» **Task goal**: Wherever a line in the data below holds "with", copy that line.

[Stored items from a collection]
════════════════

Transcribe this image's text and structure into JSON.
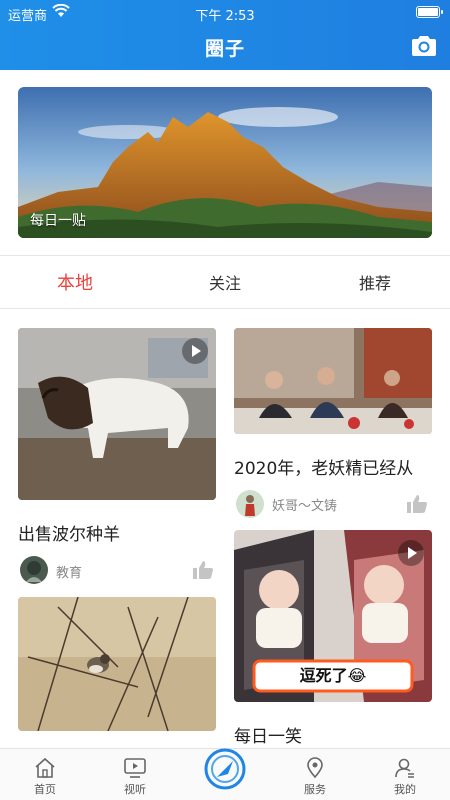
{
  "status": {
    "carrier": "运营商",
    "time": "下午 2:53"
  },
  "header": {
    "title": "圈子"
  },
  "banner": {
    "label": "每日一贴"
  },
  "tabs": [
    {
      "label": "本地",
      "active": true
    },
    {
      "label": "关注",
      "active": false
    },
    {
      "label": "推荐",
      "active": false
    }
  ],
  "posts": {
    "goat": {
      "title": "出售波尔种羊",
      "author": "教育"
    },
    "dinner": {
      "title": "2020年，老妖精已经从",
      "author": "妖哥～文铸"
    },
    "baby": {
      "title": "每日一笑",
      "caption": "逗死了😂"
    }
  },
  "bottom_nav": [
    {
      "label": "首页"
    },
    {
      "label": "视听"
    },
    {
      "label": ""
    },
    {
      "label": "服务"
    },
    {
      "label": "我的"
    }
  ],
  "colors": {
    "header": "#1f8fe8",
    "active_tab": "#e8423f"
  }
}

════════════════

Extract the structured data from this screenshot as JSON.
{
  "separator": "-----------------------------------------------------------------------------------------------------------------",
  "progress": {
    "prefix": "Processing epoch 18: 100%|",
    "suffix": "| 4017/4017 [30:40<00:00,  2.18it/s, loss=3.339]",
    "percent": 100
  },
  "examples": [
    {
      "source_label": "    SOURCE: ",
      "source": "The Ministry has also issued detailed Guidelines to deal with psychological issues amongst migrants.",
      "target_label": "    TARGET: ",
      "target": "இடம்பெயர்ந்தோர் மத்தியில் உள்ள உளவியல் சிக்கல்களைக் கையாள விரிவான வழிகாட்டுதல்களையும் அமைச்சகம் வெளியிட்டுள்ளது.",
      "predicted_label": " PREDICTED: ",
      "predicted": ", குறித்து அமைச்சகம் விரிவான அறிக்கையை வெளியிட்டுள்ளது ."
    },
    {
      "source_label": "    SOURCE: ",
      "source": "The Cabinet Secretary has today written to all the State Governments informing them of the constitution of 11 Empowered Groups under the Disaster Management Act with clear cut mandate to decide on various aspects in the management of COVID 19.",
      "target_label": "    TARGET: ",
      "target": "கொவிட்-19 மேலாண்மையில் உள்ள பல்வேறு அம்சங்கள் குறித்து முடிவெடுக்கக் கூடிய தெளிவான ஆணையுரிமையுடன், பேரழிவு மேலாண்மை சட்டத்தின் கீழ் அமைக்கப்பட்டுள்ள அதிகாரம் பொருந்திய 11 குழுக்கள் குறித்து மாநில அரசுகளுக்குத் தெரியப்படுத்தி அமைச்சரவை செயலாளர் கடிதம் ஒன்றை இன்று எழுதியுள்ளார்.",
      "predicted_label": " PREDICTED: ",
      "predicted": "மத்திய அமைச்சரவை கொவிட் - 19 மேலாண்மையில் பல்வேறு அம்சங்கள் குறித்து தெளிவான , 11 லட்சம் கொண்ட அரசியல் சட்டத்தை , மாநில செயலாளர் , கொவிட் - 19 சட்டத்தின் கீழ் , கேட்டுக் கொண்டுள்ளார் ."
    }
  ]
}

════════════════

» **Finished answer**:
      "source": "The Ministry has also issued detailed Guidelines to deal with psychological issues amongst migrants.",
      "source": "The Cabinet Secretary has today written to all the State Governments informing them of the constitution of 11 Empowered Groups under the Disaster Management Act with clear cut mandate to decide on various aspects in the management of COVID 19.",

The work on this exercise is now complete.